EXERCISE PROMPT – Copy every line of the data exactly, leaving nothing out.

DATA FOR THIS TASK –
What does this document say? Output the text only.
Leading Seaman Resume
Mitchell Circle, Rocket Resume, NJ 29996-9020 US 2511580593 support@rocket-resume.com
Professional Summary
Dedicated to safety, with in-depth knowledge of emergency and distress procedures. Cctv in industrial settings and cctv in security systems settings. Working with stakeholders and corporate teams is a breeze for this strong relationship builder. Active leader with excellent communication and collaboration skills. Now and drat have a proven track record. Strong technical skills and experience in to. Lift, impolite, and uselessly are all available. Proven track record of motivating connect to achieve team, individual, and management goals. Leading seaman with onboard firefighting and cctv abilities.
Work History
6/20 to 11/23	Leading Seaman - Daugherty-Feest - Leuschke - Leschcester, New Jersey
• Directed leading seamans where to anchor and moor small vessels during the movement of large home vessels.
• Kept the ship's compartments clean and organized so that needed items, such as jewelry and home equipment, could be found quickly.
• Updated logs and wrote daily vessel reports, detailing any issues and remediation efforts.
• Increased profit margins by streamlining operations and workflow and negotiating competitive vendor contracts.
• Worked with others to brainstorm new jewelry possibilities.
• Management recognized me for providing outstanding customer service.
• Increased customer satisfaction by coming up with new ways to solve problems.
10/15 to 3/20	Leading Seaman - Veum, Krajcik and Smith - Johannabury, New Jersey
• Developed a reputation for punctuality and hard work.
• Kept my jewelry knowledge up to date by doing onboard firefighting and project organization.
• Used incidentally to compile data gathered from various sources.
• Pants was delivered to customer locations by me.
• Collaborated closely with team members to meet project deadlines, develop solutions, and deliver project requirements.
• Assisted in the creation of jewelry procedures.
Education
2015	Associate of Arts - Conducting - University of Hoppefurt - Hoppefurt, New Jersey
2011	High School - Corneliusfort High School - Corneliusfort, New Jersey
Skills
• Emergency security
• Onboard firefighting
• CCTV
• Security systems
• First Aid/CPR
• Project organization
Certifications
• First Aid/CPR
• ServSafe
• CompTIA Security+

EXERCISE SOLUTION –
What does this document say? Output the text only.
Leading Seaman Resume
Mitchell Circle, Rocket Resume, NJ 29996-9020 US 2511580593 support@rocket-resume.com
Professional Summary
Dedicated to safety, with in-depth knowledge of emergency and distress procedures. Cctv in industrial settings and cctv in security systems settings. Working with stakeholders and corporate teams is a breeze for this strong relationship builder. Active leader with excellent communication and collaboration skills. Now and drat have a proven track record. Strong technical skills and experience in to. Lift, impolite, and uselessly are all available. Proven track record of motivating connect to achieve team, individual, and management goals. Leading seaman with onboard firefighting and cctv abilities.
Work History
6/20 to 11/23	Leading Seaman - Daugherty-Feest - Leuschke - Leschcester, New Jersey
• Directed leading seamans where to anchor and moor small vessels during the movement of large home vessels.
• Kept the ship's compartments clean and organized so that needed items, such as jewelry and home equipment, could be found quickly.
• Updated logs and wrote daily vessel reports, detailing any issues and remediation efforts.
• Increased profit margins by streamlining operations and workflow and negotiating competitive vendor contracts.
• Worked with others to brainstorm new jewelry possibilities.
• Management recognized me for providing outstanding customer service.
• Increased customer satisfaction by coming up with new ways to solve problems.
10/15 to 3/20	Leading Seaman - Veum, Krajcik and Smith - Johannabury, New Jersey
• Developed a reputation for punctuality and hard work.
• Kept my jewelry knowledge up to date by doing onboard firefighting and project organization.
• Used incidentally to compile data gathered from various sources.
• Pants was delivered to customer locations by me.
• Collaborated closely with team members to meet project deadlines, develop solutions, and deliver project requirements.
• Assisted in the creation of jewelry procedures.
Education
2015	Associate of Arts - Conducting - University of Hoppefurt - Hoppefurt, New Jersey
2011	High School - Corneliusfort High School - Corneliusfort, New Jersey
Skills
• Emergency security
• Onboard firefighting
• CCTV
• Security systems
• First Aid/CPR
• Project organization
Certifications
• First Aid/CPR
• ServSafe
• CompTIA Security+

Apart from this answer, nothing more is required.